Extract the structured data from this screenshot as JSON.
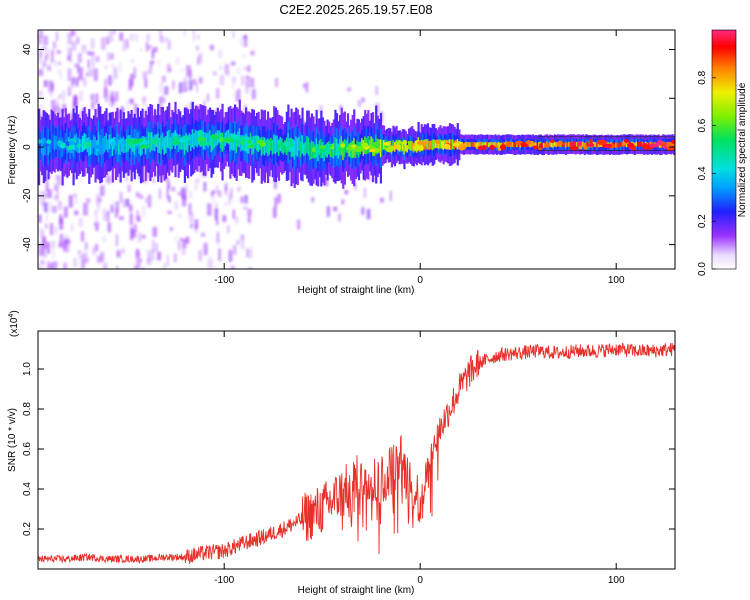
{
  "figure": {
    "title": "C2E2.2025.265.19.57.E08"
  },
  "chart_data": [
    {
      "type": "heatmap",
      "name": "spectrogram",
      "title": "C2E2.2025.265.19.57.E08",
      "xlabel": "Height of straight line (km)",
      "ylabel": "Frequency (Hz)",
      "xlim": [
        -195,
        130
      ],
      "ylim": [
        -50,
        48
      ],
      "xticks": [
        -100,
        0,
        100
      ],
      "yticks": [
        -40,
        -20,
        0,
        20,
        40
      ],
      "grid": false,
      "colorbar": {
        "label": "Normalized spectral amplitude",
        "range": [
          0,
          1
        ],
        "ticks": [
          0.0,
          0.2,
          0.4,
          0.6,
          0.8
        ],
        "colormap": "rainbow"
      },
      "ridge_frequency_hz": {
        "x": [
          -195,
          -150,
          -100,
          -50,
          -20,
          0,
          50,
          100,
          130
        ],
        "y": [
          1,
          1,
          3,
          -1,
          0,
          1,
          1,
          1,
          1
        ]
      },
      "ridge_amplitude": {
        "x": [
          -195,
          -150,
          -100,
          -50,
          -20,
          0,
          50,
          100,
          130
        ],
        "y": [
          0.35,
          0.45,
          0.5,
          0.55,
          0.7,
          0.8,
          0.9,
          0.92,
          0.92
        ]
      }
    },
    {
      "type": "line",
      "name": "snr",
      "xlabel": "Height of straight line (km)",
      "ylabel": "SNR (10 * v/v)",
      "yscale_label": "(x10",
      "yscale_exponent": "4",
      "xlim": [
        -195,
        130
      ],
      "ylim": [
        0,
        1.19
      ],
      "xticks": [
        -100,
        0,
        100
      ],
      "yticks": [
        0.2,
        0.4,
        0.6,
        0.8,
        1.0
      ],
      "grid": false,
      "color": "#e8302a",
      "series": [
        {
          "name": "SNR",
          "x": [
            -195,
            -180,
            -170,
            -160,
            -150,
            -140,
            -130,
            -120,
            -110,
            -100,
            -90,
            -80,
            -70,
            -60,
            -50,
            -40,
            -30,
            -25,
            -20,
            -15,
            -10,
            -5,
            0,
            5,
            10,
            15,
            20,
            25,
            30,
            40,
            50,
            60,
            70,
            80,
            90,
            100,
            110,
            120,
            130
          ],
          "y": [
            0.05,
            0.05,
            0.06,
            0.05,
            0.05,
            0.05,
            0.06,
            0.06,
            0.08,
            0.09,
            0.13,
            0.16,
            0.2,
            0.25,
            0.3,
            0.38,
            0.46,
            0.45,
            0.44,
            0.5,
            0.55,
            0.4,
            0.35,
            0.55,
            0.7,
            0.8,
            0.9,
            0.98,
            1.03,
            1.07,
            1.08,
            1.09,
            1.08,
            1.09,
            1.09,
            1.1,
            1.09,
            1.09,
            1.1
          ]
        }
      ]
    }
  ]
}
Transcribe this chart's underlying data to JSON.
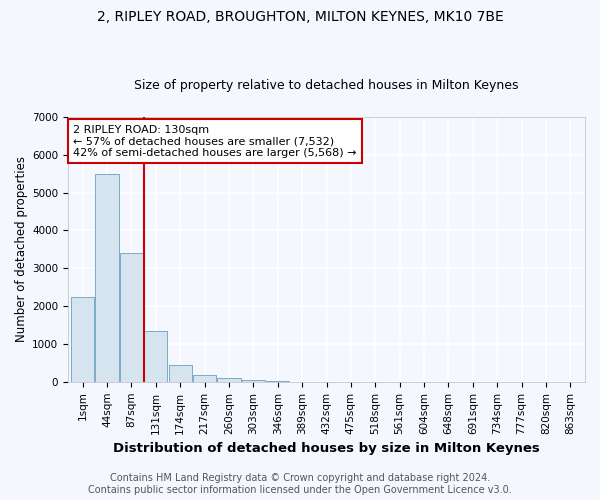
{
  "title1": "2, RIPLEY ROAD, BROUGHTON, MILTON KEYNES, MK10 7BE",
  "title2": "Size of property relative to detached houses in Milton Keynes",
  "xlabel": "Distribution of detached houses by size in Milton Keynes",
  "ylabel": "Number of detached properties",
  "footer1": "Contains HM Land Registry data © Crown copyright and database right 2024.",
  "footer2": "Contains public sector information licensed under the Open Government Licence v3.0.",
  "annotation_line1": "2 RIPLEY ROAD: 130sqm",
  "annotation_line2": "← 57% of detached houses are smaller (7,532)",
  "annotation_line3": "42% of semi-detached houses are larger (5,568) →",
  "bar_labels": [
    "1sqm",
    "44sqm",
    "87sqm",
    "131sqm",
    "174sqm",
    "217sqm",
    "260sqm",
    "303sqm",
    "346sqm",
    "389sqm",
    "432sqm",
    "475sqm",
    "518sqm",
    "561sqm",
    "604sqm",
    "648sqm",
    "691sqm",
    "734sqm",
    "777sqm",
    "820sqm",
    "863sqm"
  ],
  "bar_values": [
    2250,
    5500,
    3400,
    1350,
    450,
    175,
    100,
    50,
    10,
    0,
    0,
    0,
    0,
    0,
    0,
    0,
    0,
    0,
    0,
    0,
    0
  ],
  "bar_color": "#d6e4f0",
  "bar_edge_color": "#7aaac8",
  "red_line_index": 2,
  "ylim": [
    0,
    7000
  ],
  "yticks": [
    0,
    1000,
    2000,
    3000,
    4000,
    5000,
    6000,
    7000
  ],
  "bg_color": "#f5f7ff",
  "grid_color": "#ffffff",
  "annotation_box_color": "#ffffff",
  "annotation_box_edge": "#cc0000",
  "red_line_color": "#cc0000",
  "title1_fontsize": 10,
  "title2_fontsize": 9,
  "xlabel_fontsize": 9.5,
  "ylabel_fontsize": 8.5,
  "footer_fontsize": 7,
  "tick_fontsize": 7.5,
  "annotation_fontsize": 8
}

__________________________________________________

* [AIM]: Give all the lines above again, character for character, without pictures.

* [WRITTEN ANSWER]:
Extract the structured data from this screenshot as JSON.
{
  "figure": {
    "title": "C2E2.2025.265.19.57.E08"
  },
  "chart_data": [
    {
      "type": "heatmap",
      "name": "spectrogram",
      "title": "C2E2.2025.265.19.57.E08",
      "xlabel": "Height of straight line (km)",
      "ylabel": "Frequency (Hz)",
      "xlim": [
        -195,
        130
      ],
      "ylim": [
        -50,
        48
      ],
      "xticks": [
        -100,
        0,
        100
      ],
      "yticks": [
        -40,
        -20,
        0,
        20,
        40
      ],
      "grid": false,
      "colorbar": {
        "label": "Normalized spectral amplitude",
        "range": [
          0,
          1
        ],
        "ticks": [
          0.0,
          0.2,
          0.4,
          0.6,
          0.8
        ],
        "colormap": "rainbow"
      },
      "ridge_frequency_hz": {
        "x": [
          -195,
          -150,
          -100,
          -50,
          -20,
          0,
          50,
          100,
          130
        ],
        "y": [
          1,
          1,
          3,
          -1,
          0,
          1,
          1,
          1,
          1
        ]
      },
      "ridge_amplitude": {
        "x": [
          -195,
          -150,
          -100,
          -50,
          -20,
          0,
          50,
          100,
          130
        ],
        "y": [
          0.35,
          0.45,
          0.5,
          0.55,
          0.7,
          0.8,
          0.9,
          0.92,
          0.92
        ]
      }
    },
    {
      "type": "line",
      "name": "snr",
      "xlabel": "Height of straight line (km)",
      "ylabel": "SNR (10 * v/v)",
      "yscale_label": "(x10",
      "yscale_exponent": "4",
      "xlim": [
        -195,
        130
      ],
      "ylim": [
        0,
        1.19
      ],
      "xticks": [
        -100,
        0,
        100
      ],
      "yticks": [
        0.2,
        0.4,
        0.6,
        0.8,
        1.0
      ],
      "grid": false,
      "color": "#e8302a",
      "series": [
        {
          "name": "SNR",
          "x": [
            -195,
            -180,
            -170,
            -160,
            -150,
            -140,
            -130,
            -120,
            -110,
            -100,
            -90,
            -80,
            -70,
            -60,
            -50,
            -40,
            -30,
            -25,
            -20,
            -15,
            -10,
            -5,
            0,
            5,
            10,
            15,
            20,
            25,
            30,
            40,
            50,
            60,
            70,
            80,
            90,
            100,
            110,
            120,
            130
          ],
          "y": [
            0.05,
            0.05,
            0.06,
            0.05,
            0.05,
            0.05,
            0.06,
            0.06,
            0.08,
            0.09,
            0.13,
            0.16,
            0.2,
            0.25,
            0.3,
            0.38,
            0.46,
            0.45,
            0.44,
            0.5,
            0.55,
            0.4,
            0.35,
            0.55,
            0.7,
            0.8,
            0.9,
            0.98,
            1.03,
            1.07,
            1.08,
            1.09,
            1.08,
            1.09,
            1.09,
            1.1,
            1.09,
            1.09,
            1.1
          ]
        }
      ]
    }
  ]
}
Transcribe this chart's underlying data to JSON.
{
  "title1": "2, RIPLEY ROAD, BROUGHTON, MILTON KEYNES, MK10 7BE",
  "title2": "Size of property relative to detached houses in Milton Keynes",
  "xlabel": "Distribution of detached houses by size in Milton Keynes",
  "ylabel": "Number of detached properties",
  "footer1": "Contains HM Land Registry data © Crown copyright and database right 2024.",
  "footer2": "Contains public sector information licensed under the Open Government Licence v3.0.",
  "annotation_line1": "2 RIPLEY ROAD: 130sqm",
  "annotation_line2": "← 57% of detached houses are smaller (7,532)",
  "annotation_line3": "42% of semi-detached houses are larger (5,568) →",
  "bar_labels": [
    "1sqm",
    "44sqm",
    "87sqm",
    "131sqm",
    "174sqm",
    "217sqm",
    "260sqm",
    "303sqm",
    "346sqm",
    "389sqm",
    "432sqm",
    "475sqm",
    "518sqm",
    "561sqm",
    "604sqm",
    "648sqm",
    "691sqm",
    "734sqm",
    "777sqm",
    "820sqm",
    "863sqm"
  ],
  "bar_values": [
    2250,
    5500,
    3400,
    1350,
    450,
    175,
    100,
    50,
    10,
    0,
    0,
    0,
    0,
    0,
    0,
    0,
    0,
    0,
    0,
    0,
    0
  ],
  "bar_color": "#d6e4f0",
  "bar_edge_color": "#7aaac8",
  "red_line_index": 2,
  "ylim": [
    0,
    7000
  ],
  "yticks": [
    0,
    1000,
    2000,
    3000,
    4000,
    5000,
    6000,
    7000
  ],
  "bg_color": "#f5f7ff",
  "grid_color": "#ffffff",
  "annotation_box_color": "#ffffff",
  "annotation_box_edge": "#cc0000",
  "red_line_color": "#cc0000",
  "title1_fontsize": 10,
  "title2_fontsize": 9,
  "xlabel_fontsize": 9.5,
  "ylabel_fontsize": 8.5,
  "footer_fontsize": 7,
  "tick_fontsize": 7.5,
  "annotation_fontsize": 8
}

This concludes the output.